◆ Work to complete:
Restate all of the entries exactly, dropping any pictures they hold.
------ Material provided ------
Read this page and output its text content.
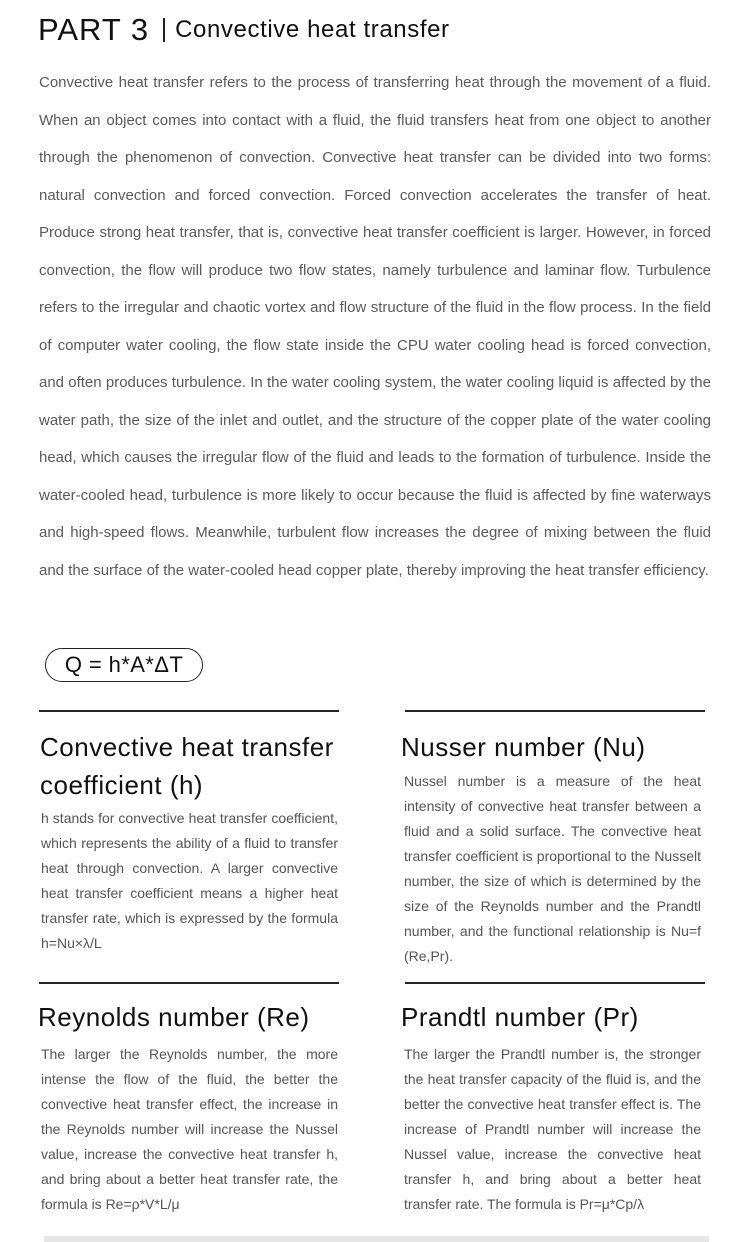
PART 3 Convective heat transfer
Convective heat transfer refers to the process of transferring heat through the movement of a fluid. When an object comes into contact with a fluid, the fluid transfers heat from one object to another through the phenomenon of convection. Convective heat transfer can be divided into two forms: natural convection and forced convection. Forced convection accelerates the transfer of heat. Produce strong heat transfer, that is, convective heat transfer coefficient is larger. However, in forced convection, the flow will produce two flow states, namely turbulence and laminar flow. Turbulence refers to the irregular and chaotic vortex and flow structure of the fluid in the flow process. In the field of computer water cooling, the flow state inside the CPU water cooling head is forced convection, and often produces turbulence. In the water cooling system, the water cooling liquid is affected by the water path, the size of the inlet and outlet, and the structure of the copper plate of the water cooling head, which causes the irregular flow of the fluid and leads to the formation of turbulence. Inside the water-cooled head, turbulence is more likely to occur because the fluid is affected by fine waterways and high-speed flows. Meanwhile, turbulent flow increases the degree of mixing between the fluid and the surface of the water-cooled head copper plate, thereby improving the heat transfer efficiency.
Q = h*A*ΔT
Convective heat transfer coefficient (h)

h stands for convective heat transfer coefficient, which represents the ability of a fluid to transfer heat through convection. A larger convective heat transfer coefficient means a higher heat transfer rate, which is expressed by the formula h=Nu×λ/L

Nusser number (Nu)

Nussel number is a measure of the heat intensity of convective heat transfer between a fluid and a solid surface. The convective heat transfer coefficient is proportional to the Nusselt number, the size of which is determined by the size of the Reynolds number and the Prandtl number, and the functional relationship is Nu=f (Re,Pr).

Reynolds number (Re)

The larger the Reynolds number, the more intense the flow of the fluid, the better the convective heat transfer effect, the increase in the Reynolds number will increase the Nussel value, increase the convective heat transfer h, and bring about a better heat transfer rate, the formula is Re=ρ*V*L/μ

Prandtl number (Pr)

The larger the Prandtl number is, the stronger the heat transfer capacity of the fluid is, and the better the convective heat transfer effect is. The increase of Prandtl number will increase the Nussel value, increase the convective heat transfer h, and bring about a better heat transfer rate. The formula is Pr=μ*Cp/λ
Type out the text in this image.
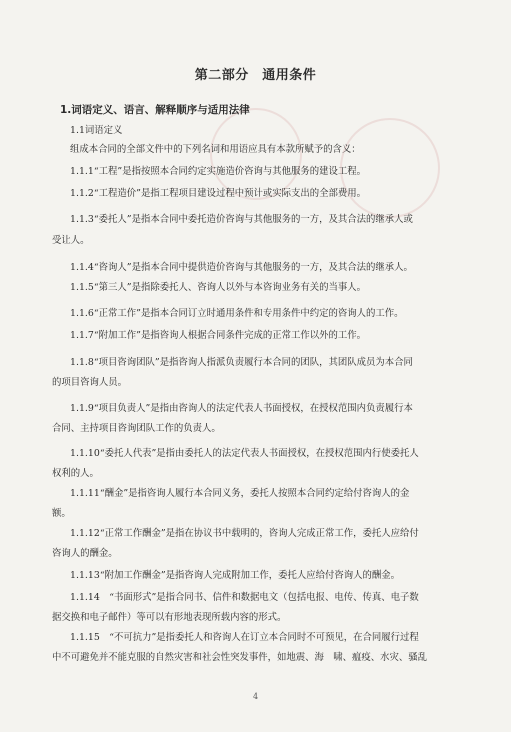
第二部分　通用条件
1.词语定义、语言、解释顺序与适用法律
1.1词语定义
组成本合同的全部文件中的下列名词和用语应具有本款所赋予的含义：
1.1.1“工程”是指按照本合同约定实施造价咨询与其他服务的建设工程。
1.1.2“工程造价”是指工程项目建设过程中预计或实际支出的全部费用。
1.1.3“委托人”是指本合同中委托造价咨询与其他服务的一方，及其合法的继承人或
受让人。
1.1.4“咨询人”是指本合同中提供造价咨询与其他服务的一方，及其合法的继承人。
1.1.5“第三人”是指除委托人、咨询人以外与本咨询业务有关的当事人。
1.1.6“正常工作”是指本合同订立时通用条件和专用条件中约定的咨询人的工作。
1.1.7“附加工作”是指咨询人根据合同条件完成的正常工作以外的工作。
1.1.8“项目咨询团队”是指咨询人指派负责履行本合同的团队，其团队成员为本合同
的项目咨询人员。
1.1.9“项目负责人”是指由咨询人的法定代表人书面授权，在授权范围内负责履行本
合同、主持项目咨询团队工作的负责人。
1.1.10“委托人代表”是指由委托人的法定代表人书面授权，在授权范围内行使委托人
权利的人。
1.1.11“酬金”是指咨询人履行本合同义务，委托人按照本合同约定给付咨询人的金
额。
1.1.12“正常工作酬金”是指在协议书中载明的，咨询人完成正常工作，委托人应给付
咨询人的酬金。
1.1.13“附加工作酬金”是指咨询人完成附加工作，委托人应给付咨询人的酬金。
1.1.14　“书面形式”是指合同书、信件和数据电文（包括电报、电传、传真、电子数
据交换和电子邮件）等可以有形地表现所载内容的形式。
1.1.15　“不可抗力”是指委托人和咨询人在订立本合同时不可预见，在合同履行过程
中不可避免并不能克服的自然灾害和社会性突发事件，如地震、海　啸、瘟疫、水灾、骚乱
4
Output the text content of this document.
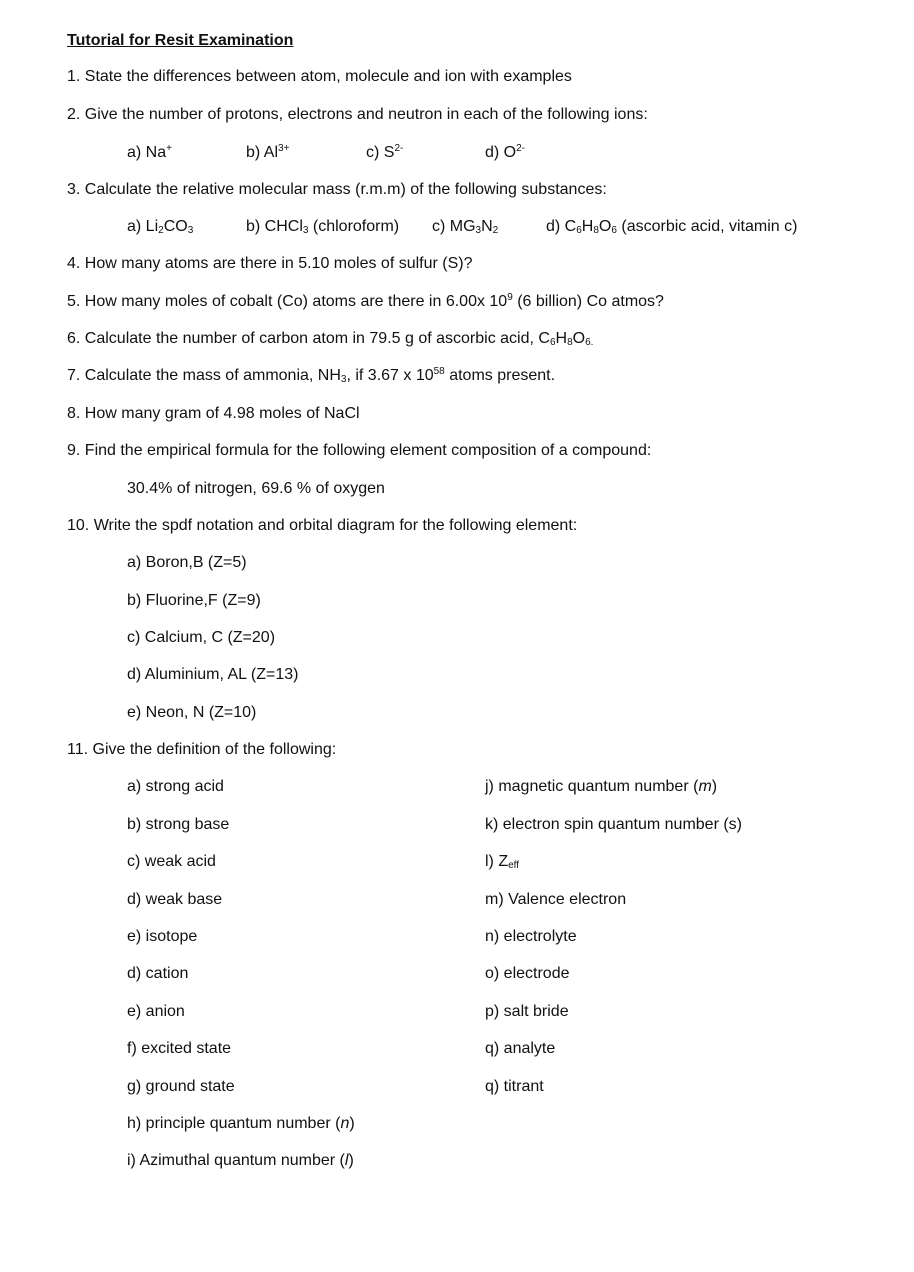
Tutorial for Resit Examination
1. State the differences between atom, molecule and ion with examples
2. Give the number of protons, electrons and neutron in each of the following ions:
a) Na+	b) $Al^{3+}$	c) $S^{2-}$	d) $O^{2-}$
3. Calculate the relative molecular mass (r.m.m) of the following substances:
a) $Li_2CO_3$	b) CHCl$_3$ (chloroform) c) $MG_3N_2$	d) $C_6H_8O_6$ (ascorbic acid, vitamin c)
4. How many atoms are there in 5.10 moles of sulfur (S)?
5. How many moles of cobalt (Co) atoms are there in 6.00x $10^9$ (6 billion) Co atmos?
6. Calculate the number of carbon atom in 79.5 g of ascorbic acid, $C_6H_8O_{6.}$
7. Calculate the mass of ammonia, $NH_3$, if 3.67 x $10^{58}$ atoms present.
8. How many gram of 4.98 moles of NaCl
9. Find the empirical formula for the following element composition of a compound:
30.4% of nitrogen, 69.6 % of oxygen
10. Write the spdf notation and orbital diagram for the following element:
a) Boron,B (Z=5)
b) Fluorine,F (Z=9)
c) Calcium, C (Z=20)
d) Aluminium, AL (Z=13)
e) Neon, N (Z=10)
11. Give the definition of the following:
a) strong acid
b) strong base
c) weak acid
d) weak base
e) isotope
d) cation
e) anion
f) excited state
g) ground state
h) principle quantum number (n)
i) Azimuthal quantum number (l)
j) magnetic quantum number (m)
k) electron spin quantum number (s)
l) $Z_{eff}$
m) Valence electron
n) electrolyte
o) electrode
p) salt bride
q) analyte
q) titrant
------
◆ Problem solution:
Read this page and output its text content.
PART 3 Convective heat transfer
Convective heat transfer refers to the process of transferring heat through the movement of a fluid. When an object comes into contact with a fluid, the fluid transfers heat from one object to another through the phenomenon of convection. Convective heat transfer can be divided into two forms: natural convection and forced convection. Forced convection accelerates the transfer of heat. Produce strong heat transfer, that is, convective heat transfer coefficient is larger. However, in forced convection, the flow will produce two flow states, namely turbulence and laminar flow. Turbulence refers to the irregular and chaotic vortex and flow structure of the fluid in the flow process. In the field of computer water cooling, the flow state inside the CPU water cooling head is forced convection, and often produces turbulence. In the water cooling system, the water cooling liquid is affected by the water path, the size of the inlet and outlet, and the structure of the copper plate of the water cooling head, which causes the irregular flow of the fluid and leads to the formation of turbulence. Inside the water-cooled head, turbulence is more likely to occur because the fluid is affected by fine waterways and high-speed flows. Meanwhile, turbulent flow increases the degree of mixing between the fluid and the surface of the water-cooled head copper plate, thereby improving the heat transfer efficiency.
Q = h*A*ΔT
Convective heat transfer coefficient (h)

h stands for convective heat transfer coefficient, which represents the ability of a fluid to transfer heat through convection. A larger convective heat transfer coefficient means a higher heat transfer rate, which is expressed by the formula h=Nu×λ/L

Nusser number (Nu)

Nussel number is a measure of the heat intensity of convective heat transfer between a fluid and a solid surface. The convective heat transfer coefficient is proportional to the Nusselt number, the size of which is determined by the size of the Reynolds number and the Prandtl number, and the functional relationship is Nu=f (Re,Pr).

Reynolds number (Re)

The larger the Reynolds number, the more intense the flow of the fluid, the better the convective heat transfer effect, the increase in the Reynolds number will increase the Nussel value, increase the convective heat transfer h, and bring about a better heat transfer rate, the formula is Re=ρ*V*L/μ

Prandtl number (Pr)

The larger the Prandtl number is, the stronger the heat transfer capacity of the fluid is, and the better the convective heat transfer effect is. The increase of Prandtl number will increase the Nussel value, increase the convective heat transfer h, and bring about a better heat transfer rate. The formula is Pr=μ*Cp/λ
Type out the text in this image.
第二部分　通用条件
1.词语定义、语言、解释顺序与适用法律
1.1词语定义
组成本合同的全部文件中的下列名词和用语应具有本款所赋予的含义：
1.1.1“工程”是指按照本合同约定实施造价咨询与其他服务的建设工程。
1.1.2“工程造价”是指工程项目建设过程中预计或实际支出的全部费用。
1.1.3“委托人”是指本合同中委托造价咨询与其他服务的一方，及其合法的继承人或
受让人。
1.1.4“咨询人”是指本合同中提供造价咨询与其他服务的一方，及其合法的继承人。
1.1.5“第三人”是指除委托人、咨询人以外与本咨询业务有关的当事人。
1.1.6“正常工作”是指本合同订立时通用条件和专用条件中约定的咨询人的工作。
1.1.7“附加工作”是指咨询人根据合同条件完成的正常工作以外的工作。
1.1.8“项目咨询团队”是指咨询人指派负责履行本合同的团队，其团队成员为本合同
的项目咨询人员。
1.1.9“项目负责人”是指由咨询人的法定代表人书面授权，在授权范围内负责履行本
合同、主持项目咨询团队工作的负责人。
1.1.10“委托人代表”是指由委托人的法定代表人书面授权，在授权范围内行使委托人
权利的人。
1.1.11“酬金”是指咨询人履行本合同义务，委托人按照本合同约定给付咨询人的金
额。
1.1.12“正常工作酬金”是指在协议书中载明的，咨询人完成正常工作，委托人应给付
咨询人的酬金。
1.1.13“附加工作酬金”是指咨询人完成附加工作，委托人应给付咨询人的酬金。
1.1.14　“书面形式”是指合同书、信件和数据电文（包括电报、电传、传真、电子数
据交换和电子邮件）等可以有形地表现所载内容的形式。
1.1.15　“不可抗力”是指委托人和咨询人在订立本合同时不可预见，在合同履行过程
中不可避免并不能克服的自然灾害和社会性突发事件，如地震、海　啸、瘟疫、水灾、骚乱
4
Output the text content of this document.
Tutorial for Resit Examination
1. State the differences between atom, molecule and ion with examples
2. Give the number of protons, electrons and neutron in each of the following ions:
a) Na+	b) $Al^{3+}$	c) $S^{2-}$	d) $O^{2-}$
3. Calculate the relative molecular mass (r.m.m) of the following substances:
a) $Li_2CO_3$	b) CHCl$_3$ (chloroform) c) $MG_3N_2$	d) $C_6H_8O_6$ (ascorbic acid, vitamin c)
4. How many atoms are there in 5.10 moles of sulfur (S)?
5. How many moles of cobalt (Co) atoms are there in 6.00x $10^9$ (6 billion) Co atmos?
6. Calculate the number of carbon atom in 79.5 g of ascorbic acid, $C_6H_8O_{6.}$
7. Calculate the mass of ammonia, $NH_3$, if 3.67 x $10^{58}$ atoms present.
8. How many gram of 4.98 moles of NaCl
9. Find the empirical formula for the following element composition of a compound:
30.4% of nitrogen, 69.6 % of oxygen
10. Write the spdf notation and orbital diagram for the following element:
a) Boron,B (Z=5)
b) Fluorine,F (Z=9)
c) Calcium, C (Z=20)
d) Aluminium, AL (Z=13)
e) Neon, N (Z=10)
11. Give the definition of the following:
a) strong acid
b) strong base
c) weak acid
d) weak base
e) isotope
d) cation
e) anion
f) excited state
g) ground state
h) principle quantum number (n)
i) Azimuthal quantum number (l)
j) magnetic quantum number (m)
k) electron spin quantum number (s)
l) $Z_{eff}$
m) Valence electron
n) electrolyte
o) electrode
p) salt bride
q) analyte
q) titrant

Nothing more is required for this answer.